──────── Dataset extract

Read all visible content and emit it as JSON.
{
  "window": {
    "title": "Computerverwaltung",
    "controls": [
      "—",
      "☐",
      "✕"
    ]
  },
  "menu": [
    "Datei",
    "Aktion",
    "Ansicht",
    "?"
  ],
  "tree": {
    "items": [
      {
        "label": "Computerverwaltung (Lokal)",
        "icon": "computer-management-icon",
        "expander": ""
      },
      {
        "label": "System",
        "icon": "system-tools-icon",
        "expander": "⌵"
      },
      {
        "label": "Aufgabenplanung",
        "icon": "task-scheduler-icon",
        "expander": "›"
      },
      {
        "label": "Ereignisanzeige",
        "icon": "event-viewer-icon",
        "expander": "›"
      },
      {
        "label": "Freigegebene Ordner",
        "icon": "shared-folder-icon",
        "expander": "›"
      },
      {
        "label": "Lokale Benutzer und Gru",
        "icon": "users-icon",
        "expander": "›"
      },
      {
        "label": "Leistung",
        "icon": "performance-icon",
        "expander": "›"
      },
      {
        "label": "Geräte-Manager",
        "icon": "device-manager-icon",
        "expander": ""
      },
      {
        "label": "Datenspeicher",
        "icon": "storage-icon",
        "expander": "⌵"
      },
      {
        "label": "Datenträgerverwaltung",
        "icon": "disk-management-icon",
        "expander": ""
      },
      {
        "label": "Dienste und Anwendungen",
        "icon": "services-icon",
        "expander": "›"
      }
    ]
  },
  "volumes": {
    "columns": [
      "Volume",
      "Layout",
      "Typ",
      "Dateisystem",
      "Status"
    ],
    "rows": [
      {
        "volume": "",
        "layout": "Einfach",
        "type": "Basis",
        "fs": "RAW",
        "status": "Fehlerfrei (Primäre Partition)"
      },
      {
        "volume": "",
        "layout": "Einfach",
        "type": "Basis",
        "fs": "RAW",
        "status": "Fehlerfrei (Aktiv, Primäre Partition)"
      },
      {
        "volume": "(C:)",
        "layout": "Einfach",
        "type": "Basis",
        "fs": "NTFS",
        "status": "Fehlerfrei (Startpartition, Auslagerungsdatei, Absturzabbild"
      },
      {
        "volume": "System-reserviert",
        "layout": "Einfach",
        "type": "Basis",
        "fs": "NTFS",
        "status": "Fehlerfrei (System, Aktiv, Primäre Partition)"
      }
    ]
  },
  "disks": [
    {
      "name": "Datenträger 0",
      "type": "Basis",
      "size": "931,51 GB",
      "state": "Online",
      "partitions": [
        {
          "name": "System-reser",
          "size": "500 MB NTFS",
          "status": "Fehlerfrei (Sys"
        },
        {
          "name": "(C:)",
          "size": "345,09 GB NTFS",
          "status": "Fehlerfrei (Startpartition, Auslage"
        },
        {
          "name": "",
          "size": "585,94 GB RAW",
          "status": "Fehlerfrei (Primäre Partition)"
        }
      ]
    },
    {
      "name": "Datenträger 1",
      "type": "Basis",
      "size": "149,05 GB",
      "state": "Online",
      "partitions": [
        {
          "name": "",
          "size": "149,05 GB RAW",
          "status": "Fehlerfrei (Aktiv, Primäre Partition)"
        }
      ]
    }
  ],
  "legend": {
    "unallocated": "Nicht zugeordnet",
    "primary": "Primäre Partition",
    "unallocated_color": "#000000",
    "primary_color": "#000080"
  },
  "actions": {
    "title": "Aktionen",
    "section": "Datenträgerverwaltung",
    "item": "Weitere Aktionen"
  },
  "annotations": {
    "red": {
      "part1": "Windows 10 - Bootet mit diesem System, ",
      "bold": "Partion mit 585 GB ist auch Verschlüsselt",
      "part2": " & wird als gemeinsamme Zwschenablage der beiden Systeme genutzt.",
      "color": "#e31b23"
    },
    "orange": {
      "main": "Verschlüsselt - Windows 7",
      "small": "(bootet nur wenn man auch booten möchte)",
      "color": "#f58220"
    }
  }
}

────────────────

▶ **Short task**
Search the data above for the word "auch", then gather each line in which it appears.

▶ **Finished answer**
      "bold": "Partion mit 585 GB ist auch Verschlüsselt",
      "small": "(bootet nur wenn man auch booten möchte)",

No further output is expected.